— START Excerpted records —
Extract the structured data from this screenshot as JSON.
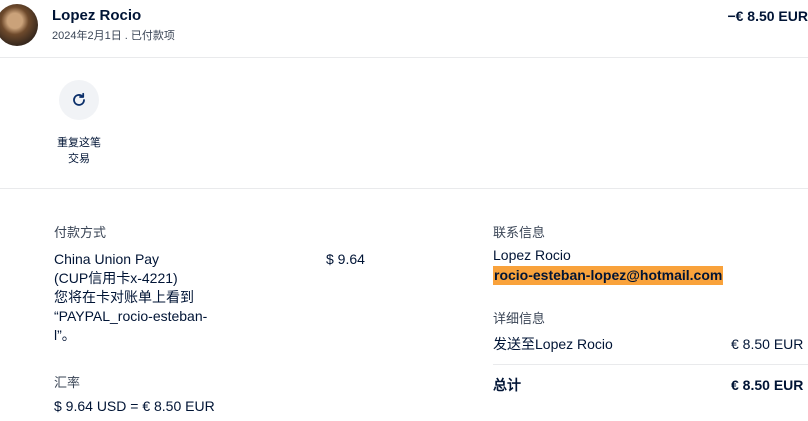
{
  "header": {
    "merchant_name": "Lopez Rocio",
    "date_status": "2024年2月1日 . 已付款项",
    "amount": "−€ 8.50 EUR"
  },
  "actions": {
    "repeat_label_line1": "重复这笔",
    "repeat_label_line2": "交易"
  },
  "payment": {
    "title": "付款方式",
    "method_line1": "China Union Pay",
    "method_line2": "(CUP信用卡x-4221)",
    "method_line3": "您将在卡对账单上看到",
    "method_line4": "“PAYPAL_rocio-esteban-",
    "method_line5": "l”。",
    "amount": "$ 9.64"
  },
  "exchange": {
    "title": "汇率",
    "rate": "$ 9.64 USD = € 8.50 EUR"
  },
  "contact": {
    "title": "联系信息",
    "name": "Lopez Rocio",
    "email": "rocio-esteban-lopez@hotmail.com"
  },
  "details": {
    "title": "详细信息",
    "sent_to_label": "发送至Lopez Rocio",
    "sent_to_amount": "€ 8.50 EUR",
    "total_label": "总计",
    "total_amount": "€ 8.50 EUR"
  },
  "icons": {
    "repeat": "refresh-icon"
  },
  "colors": {
    "highlight": "#f9a23b",
    "text": "#001435",
    "button_bg": "#f1f3f6"
  }
}
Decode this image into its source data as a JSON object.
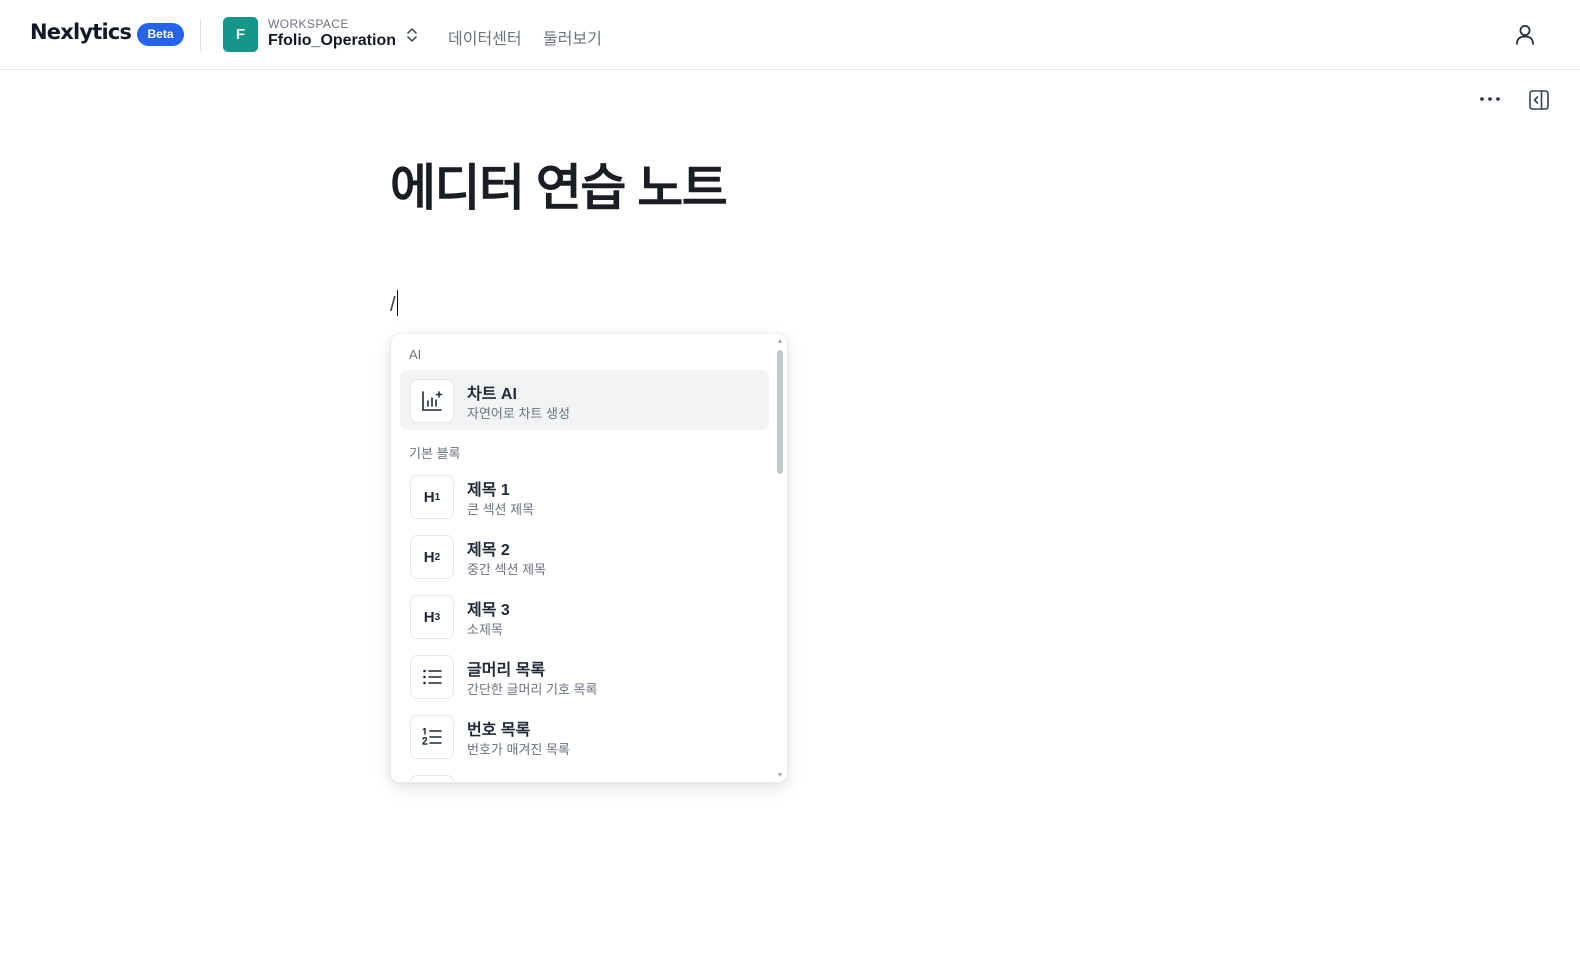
{
  "header": {
    "brand": "Nexlytics",
    "badge": "Beta",
    "workspace_initial": "F",
    "workspace_label": "WORKSPACE",
    "workspace_name": "Ffolio_Operation",
    "nav": [
      "데이터센터",
      "둘러보기"
    ]
  },
  "document": {
    "title": "에디터 연습 노트",
    "typed_text": "/"
  },
  "slash_menu": {
    "sections": [
      {
        "label": "AI",
        "items": [
          {
            "title": "차트 AI",
            "description": "자연어로 차트 생성",
            "icon": "chart-ai-icon"
          }
        ]
      },
      {
        "label": "기본 블록",
        "items": [
          {
            "title": "제목 1",
            "description": "큰 섹션 제목",
            "icon": "heading-1-icon",
            "icon_text": "H",
            "icon_sub": "1"
          },
          {
            "title": "제목 2",
            "description": "중간 섹션 제목",
            "icon": "heading-2-icon",
            "icon_text": "H",
            "icon_sub": "2"
          },
          {
            "title": "제목 3",
            "description": "소제목",
            "icon": "heading-3-icon",
            "icon_text": "H",
            "icon_sub": "3"
          },
          {
            "title": "글머리 목록",
            "description": "간단한 글머리 기호 목록",
            "icon": "bullet-list-icon"
          },
          {
            "title": "번호 목록",
            "description": "번호가 매겨진 목록",
            "icon": "numbered-list-icon"
          }
        ]
      }
    ],
    "active_item": "차트 AI"
  },
  "colors": {
    "accent": "#2563eb",
    "workspace": "#14968a",
    "menu_active_bg": "#f2f3f5"
  }
}
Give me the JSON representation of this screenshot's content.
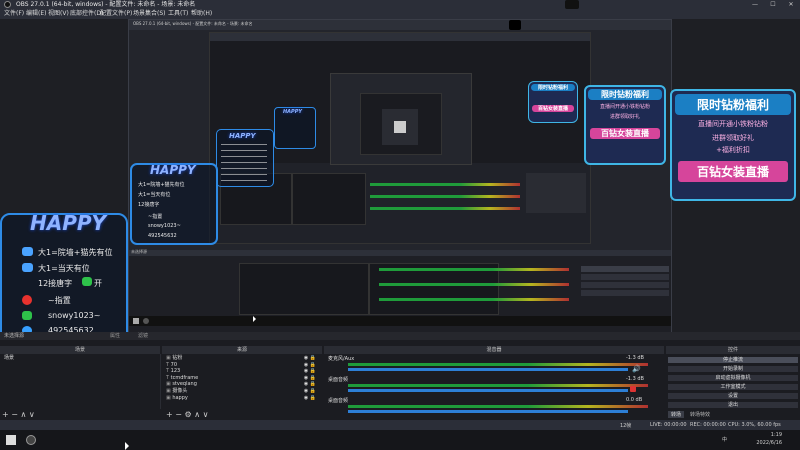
{
  "window": {
    "title": "OBS 27.0.1 (64-bit, windows) - 配置文件: 未命名 - 场景: 未命名",
    "controls": [
      "—",
      "☐",
      "✕"
    ]
  },
  "menu": [
    "文件(F)",
    "编辑(E)",
    "视图(V)",
    "底部控件(D)",
    "配置文件(P)",
    "场景集合(S)",
    "工具(T)",
    "帮助(H)"
  ],
  "overlay": {
    "happy": "HAPPY",
    "lines": [
      "大1=院墙+猫先有位",
      "大1=当天有位",
      "12接唐字",
      "开",
      "~指置",
      "snowy1023~",
      "492545632"
    ],
    "promo_small": {
      "top": "限时钻粉福利",
      "mid": "直播间开通小铁粉钻粉",
      "sub": "进群领取好礼",
      "sub2": "+福利折扣",
      "big": "百钻女装直播"
    }
  },
  "docks": {
    "toolbar": {
      "no_source": "未选择源",
      "props": "属性",
      "filters": "滤镜"
    },
    "scenes_title": "场景",
    "scenes": [
      "场景"
    ],
    "sources_title": "来源",
    "sources": [
      "钻粉",
      "70",
      "123",
      "tcmdframe",
      "stveqlang",
      "摄像头",
      "happy"
    ],
    "mixer_title": "混音器",
    "mixer": [
      {
        "name": "麦克风/Aux",
        "db": "-1.3 dB"
      },
      {
        "name": "桌面音频",
        "db": "-1.3 dB"
      },
      {
        "name": "桌面音频",
        "db": "0.0 dB"
      }
    ],
    "controls_title": "控件",
    "controls": [
      "停止推流",
      "开始录制",
      "启动虚拟摄像机",
      "工作室模式",
      "设置",
      "退出"
    ],
    "tabs": [
      "转场",
      "转场特效"
    ]
  },
  "status": {
    "live": "LIVE: 00:00:00",
    "rec": "REC: 00:00:00",
    "cpu": "CPU: 3.0%, 60.00 fps",
    "dropped": "12帧",
    "kb": "kb/s: 2473"
  },
  "taskbar": {
    "time": "1:19",
    "date": "2022/6/16",
    "lang": "中"
  },
  "colors": {
    "accent": "#2e8be6",
    "green": "#1f9b3a",
    "pink": "#d6459b"
  }
}
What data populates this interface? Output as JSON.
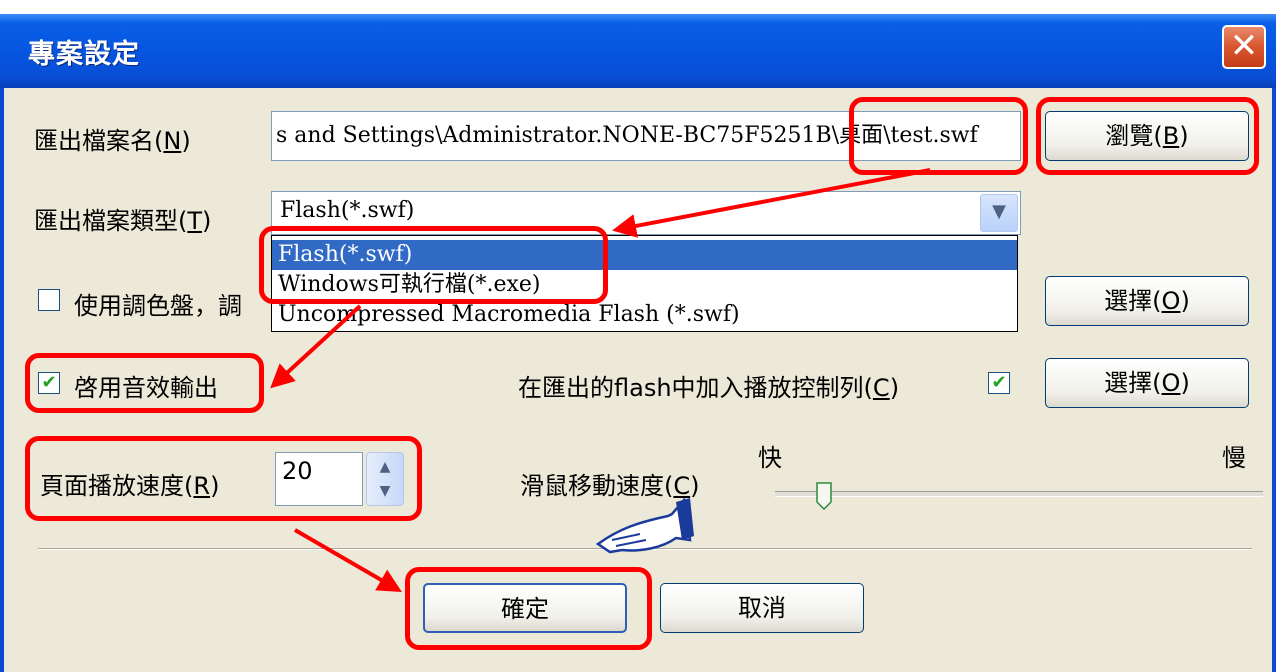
— END Excerpted records —
▶ [Stated exercise]: Reproduce the material word for word. Any pictures should be left out of the copy.

▶ [Result below]:
Extract the structured data from this screenshot as JSON.
{
  "header": {
    "merchant_name": "Lopez Rocio",
    "date_status": "2024年2月1日 . 已付款项",
    "amount": "−€ 8.50 EUR"
  },
  "actions": {
    "repeat_label_line1": "重复这笔",
    "repeat_label_line2": "交易"
  },
  "payment": {
    "title": "付款方式",
    "method_line1": "China Union Pay",
    "method_line2": "(CUP信用卡x-4221)",
    "method_line3": "您将在卡对账单上看到",
    "method_line4": "“PAYPAL_rocio-esteban-",
    "method_line5": "l”。",
    "amount": "$ 9.64"
  },
  "exchange": {
    "title": "汇率",
    "rate": "$ 9.64 USD = € 8.50 EUR"
  },
  "contact": {
    "title": "联系信息",
    "name": "Lopez Rocio",
    "email": "rocio-esteban-lopez@hotmail.com"
  },
  "details": {
    "title": "详细信息",
    "sent_to_label": "发送至Lopez Rocio",
    "sent_to_amount": "€ 8.50 EUR",
    "total_label": "总计",
    "total_amount": "€ 8.50 EUR"
  },
  "icons": {
    "repeat": "refresh-icon"
  },
  "colors": {
    "highlight": "#f9a23b",
    "text": "#001435",
    "button_bg": "#f1f3f6"
  }
}
Decode this image into its source data as a JSON object.
{
  "header": {
    "brand": "Nexlytics",
    "badge": "Beta",
    "workspace_initial": "F",
    "workspace_label": "WORKSPACE",
    "workspace_name": "Ffolio_Operation",
    "nav": [
      "데이터센터",
      "둘러보기"
    ]
  },
  "document": {
    "title": "에디터 연습 노트",
    "typed_text": "/"
  },
  "slash_menu": {
    "sections": [
      {
        "label": "AI",
        "items": [
          {
            "title": "차트 AI",
            "description": "자연어로 차트 생성",
            "icon": "chart-ai-icon"
          }
        ]
      },
      {
        "label": "기본 블록",
        "items": [
          {
            "title": "제목 1",
            "description": "큰 섹션 제목",
            "icon": "heading-1-icon",
            "icon_text": "H",
            "icon_sub": "1"
          },
          {
            "title": "제목 2",
            "description": "중간 섹션 제목",
            "icon": "heading-2-icon",
            "icon_text": "H",
            "icon_sub": "2"
          },
          {
            "title": "제목 3",
            "description": "소제목",
            "icon": "heading-3-icon",
            "icon_text": "H",
            "icon_sub": "3"
          },
          {
            "title": "글머리 목록",
            "description": "간단한 글머리 기호 목록",
            "icon": "bullet-list-icon"
          },
          {
            "title": "번호 목록",
            "description": "번호가 매겨진 목록",
            "icon": "numbered-list-icon"
          }
        ]
      }
    ],
    "active_item": "차트 AI"
  },
  "colors": {
    "accent": "#2563eb",
    "workspace": "#14968a",
    "menu_active_bg": "#f2f3f5"
  }
}
Give me the JSON representation of this screenshot's content.
{
  "window": {
    "title": "OBS 27.0.1 (64-bit, windows) - 配置文件: 未命名 - 场景: 未命名",
    "controls": [
      "—",
      "☐",
      "✕"
    ]
  },
  "menu": [
    "文件(F)",
    "编辑(E)",
    "视图(V)",
    "底部控件(D)",
    "配置文件(P)",
    "场景集合(S)",
    "工具(T)",
    "帮助(H)"
  ],
  "overlay": {
    "happy": "HAPPY",
    "lines": [
      "大1=院墙+猫先有位",
      "大1=当天有位",
      "12接唐字",
      "开",
      "~指置",
      "snowy1023~",
      "492545632"
    ],
    "promo_small": {
      "top": "限时钻粉福利",
      "mid": "直播间开通小铁粉钻粉",
      "sub": "进群领取好礼",
      "sub2": "+福利折扣",
      "big": "百钻女装直播"
    }
  },
  "docks": {
    "toolbar": {
      "no_source": "未选择源",
      "props": "属性",
      "filters": "滤镜"
    },
    "scenes_title": "场景",
    "scenes": [
      "场景"
    ],
    "sources_title": "来源",
    "sources": [
      "钻粉",
      "70",
      "123",
      "tcmdframe",
      "stveqlang",
      "摄像头",
      "happy"
    ],
    "mixer_title": "混音器",
    "mixer": [
      {
        "name": "麦克风/Aux",
        "db": "-1.3 dB"
      },
      {
        "name": "桌面音频",
        "db": "-1.3 dB"
      },
      {
        "name": "桌面音频",
        "db": "0.0 dB"
      }
    ],
    "controls_title": "控件",
    "controls": [
      "停止推流",
      "开始录制",
      "启动虚拟摄像机",
      "工作室模式",
      "设置",
      "退出"
    ],
    "tabs": [
      "转场",
      "转场特效"
    ]
  },
  "status": {
    "live": "LIVE: 00:00:00",
    "rec": "REC: 00:00:00",
    "cpu": "CPU: 3.0%, 60.00 fps",
    "dropped": "12帧",
    "kb": "kb/s: 2473"
  },
  "taskbar": {
    "time": "1:19",
    "date": "2022/6/16",
    "lang": "中"
  },
  "colors": {
    "accent": "#2e8be6",
    "green": "#1f9b3a",
    "pink": "#d6459b"
  }
}
What data populates this interface? Output as JSON.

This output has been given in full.